— Begin GIVEN RECORDS —

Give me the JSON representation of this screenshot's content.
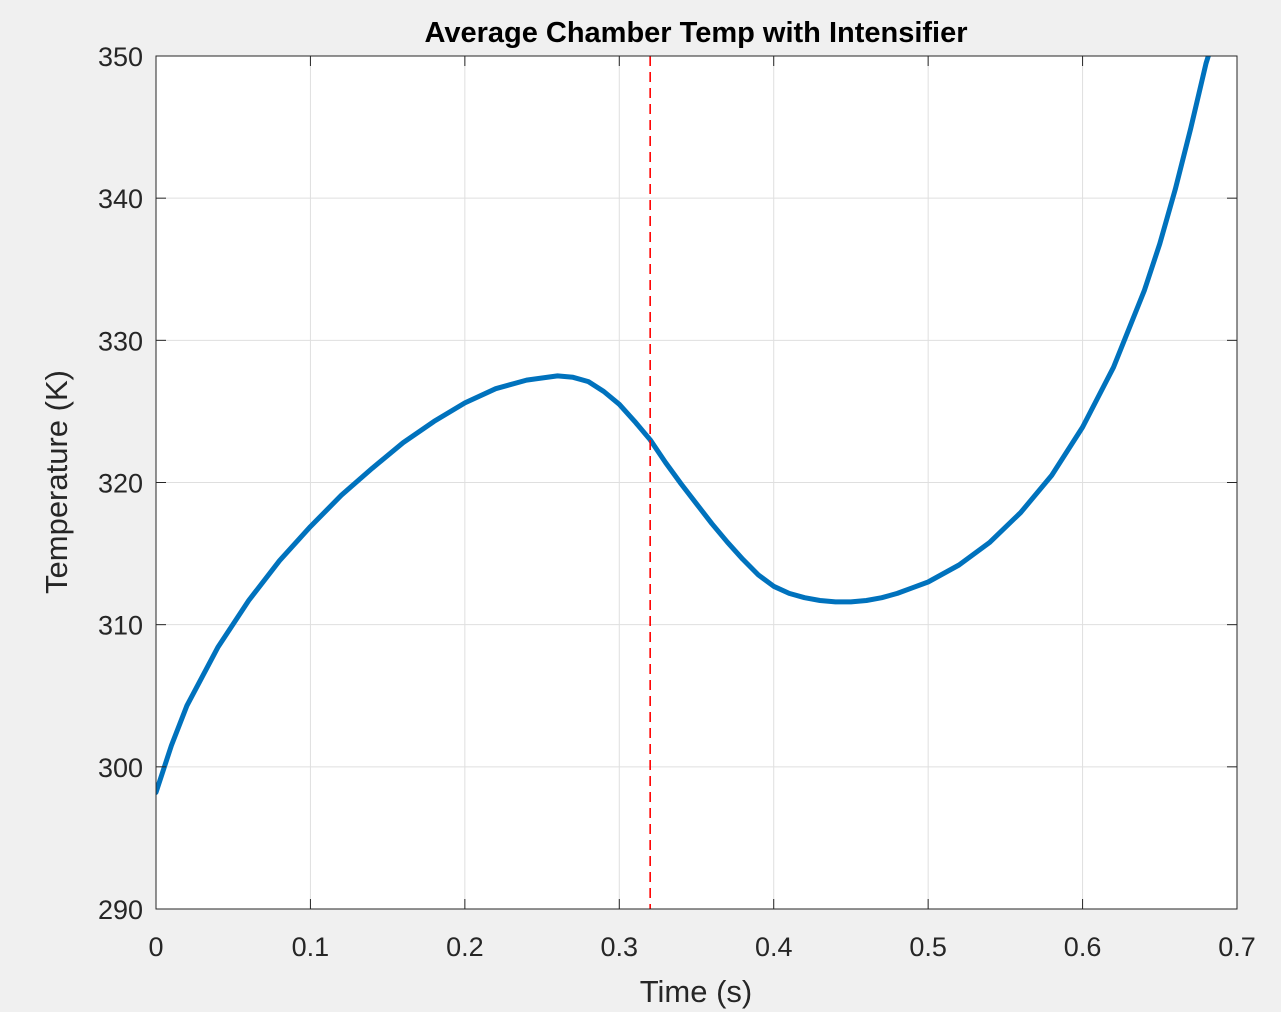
{
  "chart_data": {
    "type": "line",
    "title": "Average Chamber Temp with Intensifier",
    "xlabel": "Time (s)",
    "ylabel": "Temperature (K)",
    "xlim": [
      0,
      0.7
    ],
    "ylim": [
      290,
      350
    ],
    "xticks": [
      0,
      0.1,
      0.2,
      0.3,
      0.4,
      0.5,
      0.6,
      0.7
    ],
    "xtick_labels": [
      "0",
      "0.1",
      "0.2",
      "0.3",
      "0.4",
      "0.5",
      "0.6",
      "0.7"
    ],
    "yticks": [
      290,
      300,
      310,
      320,
      330,
      340,
      350
    ],
    "ytick_labels": [
      "290",
      "300",
      "310",
      "320",
      "330",
      "340",
      "350"
    ],
    "grid": true,
    "series": [
      {
        "color": "#0072bd",
        "style": "solid",
        "x": [
          0,
          0.01,
          0.02,
          0.04,
          0.06,
          0.08,
          0.1,
          0.12,
          0.14,
          0.16,
          0.18,
          0.2,
          0.22,
          0.24,
          0.26,
          0.27,
          0.28,
          0.29,
          0.3,
          0.31,
          0.32,
          0.33,
          0.34,
          0.35,
          0.36,
          0.37,
          0.38,
          0.39,
          0.4,
          0.41,
          0.42,
          0.43,
          0.44,
          0.45,
          0.46,
          0.47,
          0.48,
          0.49,
          0.5,
          0.52,
          0.54,
          0.56,
          0.58,
          0.6,
          0.62,
          0.64,
          0.65,
          0.66,
          0.67,
          0.68,
          0.69
        ],
        "y": [
          298.2,
          301.5,
          304.3,
          308.4,
          311.7,
          314.5,
          316.9,
          319.1,
          321.0,
          322.8,
          324.3,
          325.6,
          326.6,
          327.2,
          327.5,
          327.4,
          327.1,
          326.4,
          325.5,
          324.3,
          323.0,
          321.4,
          319.9,
          318.5,
          317.1,
          315.8,
          314.6,
          313.5,
          312.7,
          312.2,
          311.9,
          311.7,
          311.6,
          311.6,
          311.7,
          311.9,
          312.2,
          312.6,
          313.0,
          314.2,
          315.8,
          317.9,
          320.5,
          323.9,
          328.1,
          333.5,
          336.8,
          340.6,
          344.9,
          349.5,
          353.0
        ]
      }
    ],
    "vline": {
      "x": 0.32,
      "color": "#ff0000",
      "style": "dashed"
    }
  }
}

— End GIVEN RECORDS —

TO BE DONE:
Quote everything in the listing above exactly; pictures are the only thing to omit.

TASK RESPONSE:
Give me the JSON representation of this screenshot's content.
{
  "chart_data": {
    "type": "line",
    "title": "Average Chamber Temp with Intensifier",
    "xlabel": "Time (s)",
    "ylabel": "Temperature (K)",
    "xlim": [
      0,
      0.7
    ],
    "ylim": [
      290,
      350
    ],
    "xticks": [
      0,
      0.1,
      0.2,
      0.3,
      0.4,
      0.5,
      0.6,
      0.7
    ],
    "xtick_labels": [
      "0",
      "0.1",
      "0.2",
      "0.3",
      "0.4",
      "0.5",
      "0.6",
      "0.7"
    ],
    "yticks": [
      290,
      300,
      310,
      320,
      330,
      340,
      350
    ],
    "ytick_labels": [
      "290",
      "300",
      "310",
      "320",
      "330",
      "340",
      "350"
    ],
    "grid": true,
    "series": [
      {
        "color": "#0072bd",
        "style": "solid",
        "x": [
          0,
          0.01,
          0.02,
          0.04,
          0.06,
          0.08,
          0.1,
          0.12,
          0.14,
          0.16,
          0.18,
          0.2,
          0.22,
          0.24,
          0.26,
          0.27,
          0.28,
          0.29,
          0.3,
          0.31,
          0.32,
          0.33,
          0.34,
          0.35,
          0.36,
          0.37,
          0.38,
          0.39,
          0.4,
          0.41,
          0.42,
          0.43,
          0.44,
          0.45,
          0.46,
          0.47,
          0.48,
          0.49,
          0.5,
          0.52,
          0.54,
          0.56,
          0.58,
          0.6,
          0.62,
          0.64,
          0.65,
          0.66,
          0.67,
          0.68,
          0.69
        ],
        "y": [
          298.2,
          301.5,
          304.3,
          308.4,
          311.7,
          314.5,
          316.9,
          319.1,
          321.0,
          322.8,
          324.3,
          325.6,
          326.6,
          327.2,
          327.5,
          327.4,
          327.1,
          326.4,
          325.5,
          324.3,
          323.0,
          321.4,
          319.9,
          318.5,
          317.1,
          315.8,
          314.6,
          313.5,
          312.7,
          312.2,
          311.9,
          311.7,
          311.6,
          311.6,
          311.7,
          311.9,
          312.2,
          312.6,
          313.0,
          314.2,
          315.8,
          317.9,
          320.5,
          323.9,
          328.1,
          333.5,
          336.8,
          340.6,
          344.9,
          349.5,
          353.0
        ]
      }
    ],
    "vline": {
      "x": 0.32,
      "color": "#ff0000",
      "style": "dashed"
    }
  }
}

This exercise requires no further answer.